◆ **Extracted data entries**
============================================================

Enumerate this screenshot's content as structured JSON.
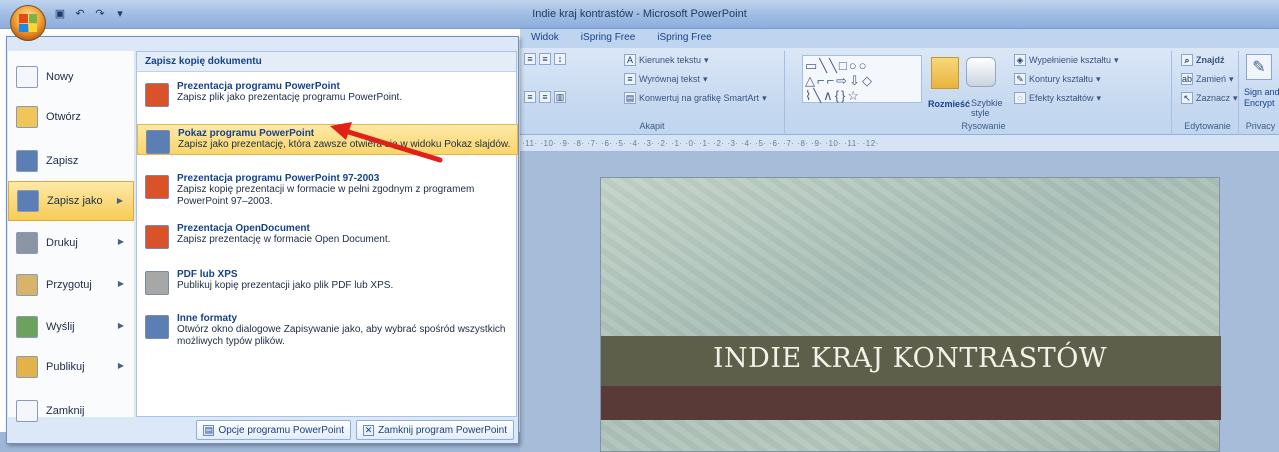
{
  "window": {
    "title": "Indie kraj kontrastów - Microsoft PowerPoint"
  },
  "ribbon": {
    "tabs": [
      "Widok",
      "iSpring Free",
      "iSpring Free"
    ],
    "paragraph": {
      "text_direction": "Kierunek tekstu",
      "align_text": "Wyrównaj tekst",
      "convert_smartart": "Konwertuj na grafikę SmartArt",
      "label": "Akapit"
    },
    "drawing": {
      "arrange": "Rozmieść",
      "quick_styles": "Szybkie style",
      "shape_fill": "Wypełnienie kształtu",
      "shape_outline": "Kontury kształtu",
      "shape_effects": "Efekty kształtów",
      "label": "Rysowanie"
    },
    "editing": {
      "find": "Znajdź",
      "replace": "Zamień",
      "select": "Zaznacz",
      "label": "Edytowanie"
    },
    "privacy": {
      "sign_and": "Sign and",
      "encrypt": "Encrypt",
      "label": "Privacy"
    }
  },
  "ruler": "·11· ·10· ·9· ·8· ·7· ·6· ·5· ·4· ·3· ·2· ·1· ·0· ·1· ·2· ·3· ·4· ·5· ·6· ·7· ·8· ·9· ·10· ·11· ·12·",
  "slide": {
    "title": "INDIE KRAJ KONTRASTÓW"
  },
  "menu": {
    "left_items": [
      {
        "label": "Nowy",
        "has_arrow": false,
        "color": "#f4f6fb"
      },
      {
        "label": "Otwórz",
        "has_arrow": false,
        "color": "#f0c659"
      },
      {
        "label": "Zapisz",
        "has_arrow": false,
        "color": "#5b7fb5"
      },
      {
        "label": "Zapisz jako",
        "has_arrow": true,
        "color": "#5b7fb5"
      },
      {
        "label": "Drukuj",
        "has_arrow": true,
        "color": "#8c95a3"
      },
      {
        "label": "Przygotuj",
        "has_arrow": true,
        "color": "#d8b46a"
      },
      {
        "label": "Wyślij",
        "has_arrow": true,
        "color": "#6da25a"
      },
      {
        "label": "Publikuj",
        "has_arrow": true,
        "color": "#e3b34a"
      },
      {
        "label": "Zamknij",
        "has_arrow": false,
        "color": "#f4f6fb"
      }
    ],
    "right_header": "Zapisz kopię dokumentu",
    "options": [
      {
        "title": "Prezentacja programu PowerPoint",
        "desc": "Zapisz plik jako prezentację programu PowerPoint.",
        "color": "#d9522a"
      },
      {
        "title": "Pokaz programu PowerPoint",
        "desc": "Zapisz jako prezentację, która zawsze otwiera się w widoku Pokaz slajdów.",
        "color": "#5b7fb5"
      },
      {
        "title": "Prezentacja programu PowerPoint 97-2003",
        "desc": "Zapisz kopię prezentacji w formacie w pełni zgodnym z programem PowerPoint 97–2003.",
        "color": "#d9522a"
      },
      {
        "title": "Prezentacja OpenDocument",
        "desc": "Zapisz prezentację w formacie Open Document.",
        "color": "#d9522a"
      },
      {
        "title": "PDF lub XPS",
        "desc": "Publikuj kopię prezentacji jako plik PDF lub XPS.",
        "color": "#a7a7a7"
      },
      {
        "title": "Inne formaty",
        "desc": "Otwórz okno dialogowe Zapisywanie jako, aby wybrać spośród wszystkich możliwych typów plików.",
        "color": "#5b7fb5"
      }
    ],
    "options_button": "Opcje programu PowerPoint",
    "exit_button": "Zamknij program PowerPoint"
  },
  "colors": {
    "accent": "#15428b",
    "highlight": "#f7cc57",
    "arrow": "#e0211a"
  }
}
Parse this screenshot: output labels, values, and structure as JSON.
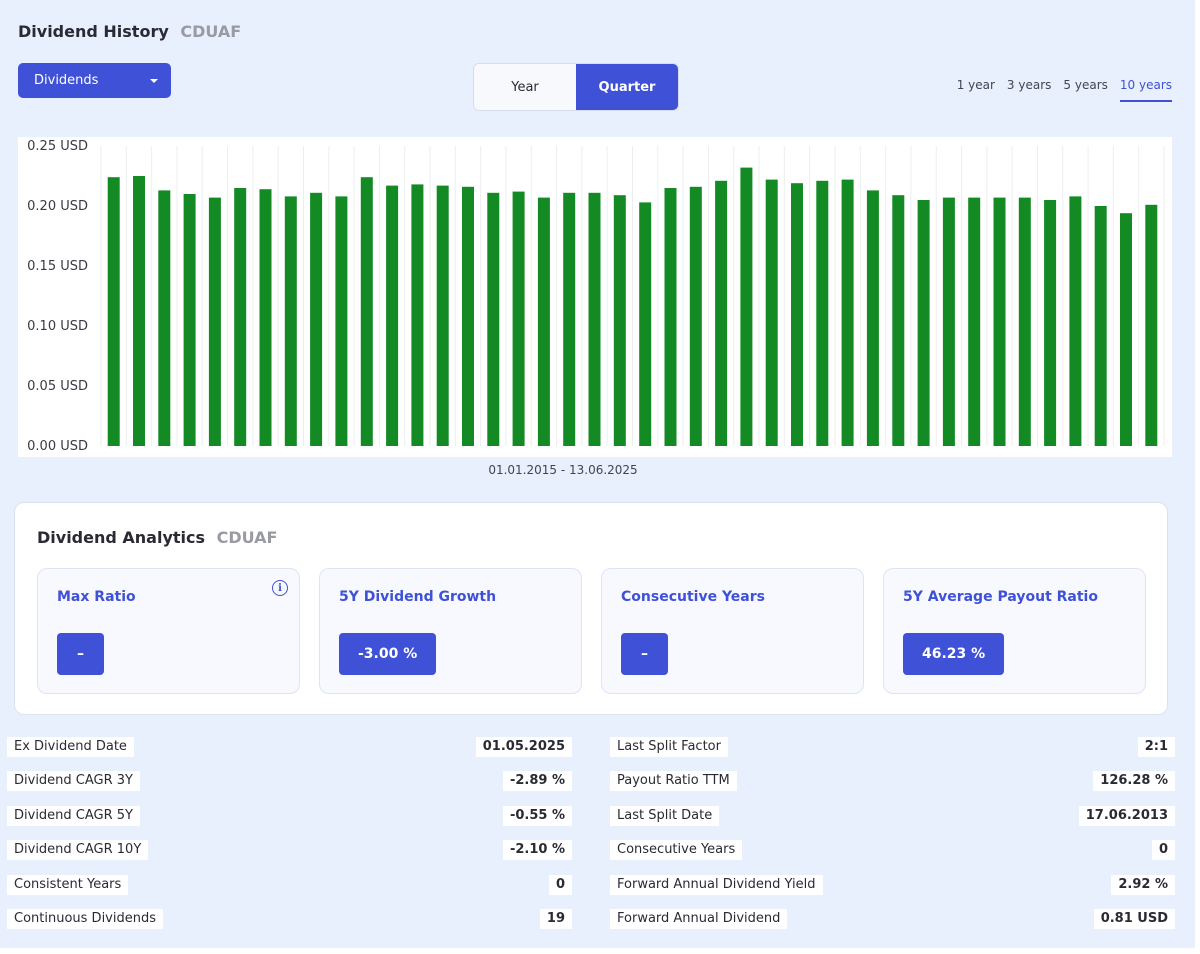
{
  "header": {
    "title": "Dividend History",
    "ticker": "CDUAF",
    "dropdown_value": "Dividends",
    "toggle": {
      "year": "Year",
      "quarter": "Quarter",
      "selected": "Quarter"
    },
    "ranges": [
      "1 year",
      "3 years",
      "5 years",
      "10 years"
    ],
    "active_range": "10 years"
  },
  "chart_data": {
    "type": "bar",
    "title": "",
    "xlabel": "01.01.2015 - 13.06.2025",
    "ylabel": "",
    "ylim": [
      0,
      0.25
    ],
    "yticks": [
      "0.25 USD",
      "0.20 USD",
      "0.15 USD",
      "0.10 USD",
      "0.05 USD",
      "0.00 USD"
    ],
    "ytick_values": [
      0.25,
      0.2,
      0.15,
      0.1,
      0.05,
      0.0
    ],
    "grid": true,
    "color": "#148a24",
    "values": [
      0.224,
      0.225,
      0.213,
      0.21,
      0.207,
      0.215,
      0.214,
      0.208,
      0.211,
      0.208,
      0.224,
      0.217,
      0.218,
      0.217,
      0.216,
      0.211,
      0.212,
      0.207,
      0.211,
      0.211,
      0.209,
      0.203,
      0.215,
      0.216,
      0.221,
      0.232,
      0.222,
      0.219,
      0.221,
      0.222,
      0.213,
      0.209,
      0.205,
      0.207,
      0.207,
      0.207,
      0.207,
      0.205,
      0.208,
      0.2,
      0.194,
      0.201
    ]
  },
  "analytics": {
    "heading": "Dividend Analytics",
    "ticker": "CDUAF",
    "metrics": [
      {
        "label": "Max Ratio",
        "value": "–"
      },
      {
        "label": "5Y Dividend Growth",
        "value": "-3.00 %"
      },
      {
        "label": "Consecutive Years",
        "value": "–"
      },
      {
        "label": "5Y Average Payout Ratio",
        "value": "46.23 %"
      }
    ],
    "info_glyph": "i"
  },
  "stats": {
    "left": [
      {
        "label": "Ex Dividend Date",
        "value": "01.05.2025"
      },
      {
        "label": "Dividend CAGR 3Y",
        "value": "-2.89 %"
      },
      {
        "label": "Dividend CAGR 5Y",
        "value": "-0.55 %"
      },
      {
        "label": "Dividend CAGR 10Y",
        "value": "-2.10 %"
      },
      {
        "label": "Consistent Years",
        "value": "0"
      },
      {
        "label": "Continuous Dividends",
        "value": "19"
      }
    ],
    "right": [
      {
        "label": "Last Split Factor",
        "value": "2:1"
      },
      {
        "label": "Payout Ratio TTM",
        "value": "126.28 %"
      },
      {
        "label": "Last Split Date",
        "value": "17.06.2013"
      },
      {
        "label": "Consecutive Years",
        "value": "0"
      },
      {
        "label": "Forward Annual Dividend Yield",
        "value": "2.92 %"
      },
      {
        "label": "Forward Annual Dividend",
        "value": "0.81 USD"
      }
    ]
  }
}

============================================================

From the material above, reproduce everything verbatim except the pictures.

Enumerate this screenshot's content as structured JSON.
{
  "window": {
    "title": "Indie kraj kontrastów - Microsoft PowerPoint"
  },
  "ribbon": {
    "tabs": [
      "Widok",
      "iSpring Free",
      "iSpring Free"
    ],
    "paragraph": {
      "text_direction": "Kierunek tekstu",
      "align_text": "Wyrównaj tekst",
      "convert_smartart": "Konwertuj na grafikę SmartArt",
      "label": "Akapit"
    },
    "drawing": {
      "arrange": "Rozmieść",
      "quick_styles": "Szybkie style",
      "shape_fill": "Wypełnienie kształtu",
      "shape_outline": "Kontury kształtu",
      "shape_effects": "Efekty kształtów",
      "label": "Rysowanie"
    },
    "editing": {
      "find": "Znajdź",
      "replace": "Zamień",
      "select": "Zaznacz",
      "label": "Edytowanie"
    },
    "privacy": {
      "sign_and": "Sign and",
      "encrypt": "Encrypt",
      "label": "Privacy"
    }
  },
  "ruler": "·11· ·10· ·9· ·8· ·7· ·6· ·5· ·4· ·3· ·2· ·1· ·0· ·1· ·2· ·3· ·4· ·5· ·6· ·7· ·8· ·9· ·10· ·11· ·12·",
  "slide": {
    "title": "INDIE KRAJ KONTRASTÓW"
  },
  "menu": {
    "left_items": [
      {
        "label": "Nowy",
        "has_arrow": false,
        "color": "#f4f6fb"
      },
      {
        "label": "Otwórz",
        "has_arrow": false,
        "color": "#f0c659"
      },
      {
        "label": "Zapisz",
        "has_arrow": false,
        "color": "#5b7fb5"
      },
      {
        "label": "Zapisz jako",
        "has_arrow": true,
        "color": "#5b7fb5"
      },
      {
        "label": "Drukuj",
        "has_arrow": true,
        "color": "#8c95a3"
      },
      {
        "label": "Przygotuj",
        "has_arrow": true,
        "color": "#d8b46a"
      },
      {
        "label": "Wyślij",
        "has_arrow": true,
        "color": "#6da25a"
      },
      {
        "label": "Publikuj",
        "has_arrow": true,
        "color": "#e3b34a"
      },
      {
        "label": "Zamknij",
        "has_arrow": false,
        "color": "#f4f6fb"
      }
    ],
    "right_header": "Zapisz kopię dokumentu",
    "options": [
      {
        "title": "Prezentacja programu PowerPoint",
        "desc": "Zapisz plik jako prezentację programu PowerPoint.",
        "color": "#d9522a"
      },
      {
        "title": "Pokaz programu PowerPoint",
        "desc": "Zapisz jako prezentację, która zawsze otwiera się w widoku Pokaz slajdów.",
        "color": "#5b7fb5"
      },
      {
        "title": "Prezentacja programu PowerPoint 97-2003",
        "desc": "Zapisz kopię prezentacji w formacie w pełni zgodnym z programem PowerPoint 97–2003.",
        "color": "#d9522a"
      },
      {
        "title": "Prezentacja OpenDocument",
        "desc": "Zapisz prezentację w formacie Open Document.",
        "color": "#d9522a"
      },
      {
        "title": "PDF lub XPS",
        "desc": "Publikuj kopię prezentacji jako plik PDF lub XPS.",
        "color": "#a7a7a7"
      },
      {
        "title": "Inne formaty",
        "desc": "Otwórz okno dialogowe Zapisywanie jako, aby wybrać spośród wszystkich możliwych typów plików.",
        "color": "#5b7fb5"
      }
    ],
    "options_button": "Opcje programu PowerPoint",
    "exit_button": "Zamknij program PowerPoint"
  },
  "colors": {
    "accent": "#15428b",
    "highlight": "#f7cc57",
    "arrow": "#e0211a"
  }
}
Parse this screenshot: output labels, values, and structure as JSON.
{
  "header": {
    "title": "Dividend History",
    "ticker": "CDUAF",
    "dropdown_value": "Dividends",
    "toggle": {
      "year": "Year",
      "quarter": "Quarter",
      "selected": "Quarter"
    },
    "ranges": [
      "1 year",
      "3 years",
      "5 years",
      "10 years"
    ],
    "active_range": "10 years"
  },
  "chart_data": {
    "type": "bar",
    "title": "",
    "xlabel": "01.01.2015 - 13.06.2025",
    "ylabel": "",
    "ylim": [
      0,
      0.25
    ],
    "yticks": [
      "0.25 USD",
      "0.20 USD",
      "0.15 USD",
      "0.10 USD",
      "0.05 USD",
      "0.00 USD"
    ],
    "ytick_values": [
      0.25,
      0.2,
      0.15,
      0.1,
      0.05,
      0.0
    ],
    "grid": true,
    "color": "#148a24",
    "values": [
      0.224,
      0.225,
      0.213,
      0.21,
      0.207,
      0.215,
      0.214,
      0.208,
      0.211,
      0.208,
      0.224,
      0.217,
      0.218,
      0.217,
      0.216,
      0.211,
      0.212,
      0.207,
      0.211,
      0.211,
      0.209,
      0.203,
      0.215,
      0.216,
      0.221,
      0.232,
      0.222,
      0.219,
      0.221,
      0.222,
      0.213,
      0.209,
      0.205,
      0.207,
      0.207,
      0.207,
      0.207,
      0.205,
      0.208,
      0.2,
      0.194,
      0.201
    ]
  },
  "analytics": {
    "heading": "Dividend Analytics",
    "ticker": "CDUAF",
    "metrics": [
      {
        "label": "Max Ratio",
        "value": "–"
      },
      {
        "label": "5Y Dividend Growth",
        "value": "-3.00 %"
      },
      {
        "label": "Consecutive Years",
        "value": "–"
      },
      {
        "label": "5Y Average Payout Ratio",
        "value": "46.23 %"
      }
    ],
    "info_glyph": "i"
  },
  "stats": {
    "left": [
      {
        "label": "Ex Dividend Date",
        "value": "01.05.2025"
      },
      {
        "label": "Dividend CAGR 3Y",
        "value": "-2.89 %"
      },
      {
        "label": "Dividend CAGR 5Y",
        "value": "-0.55 %"
      },
      {
        "label": "Dividend CAGR 10Y",
        "value": "-2.10 %"
      },
      {
        "label": "Consistent Years",
        "value": "0"
      },
      {
        "label": "Continuous Dividends",
        "value": "19"
      }
    ],
    "right": [
      {
        "label": "Last Split Factor",
        "value": "2:1"
      },
      {
        "label": "Payout Ratio TTM",
        "value": "126.28 %"
      },
      {
        "label": "Last Split Date",
        "value": "17.06.2013"
      },
      {
        "label": "Consecutive Years",
        "value": "0"
      },
      {
        "label": "Forward Annual Dividend Yield",
        "value": "2.92 %"
      },
      {
        "label": "Forward Annual Dividend",
        "value": "0.81 USD"
      }
    ]
  }
}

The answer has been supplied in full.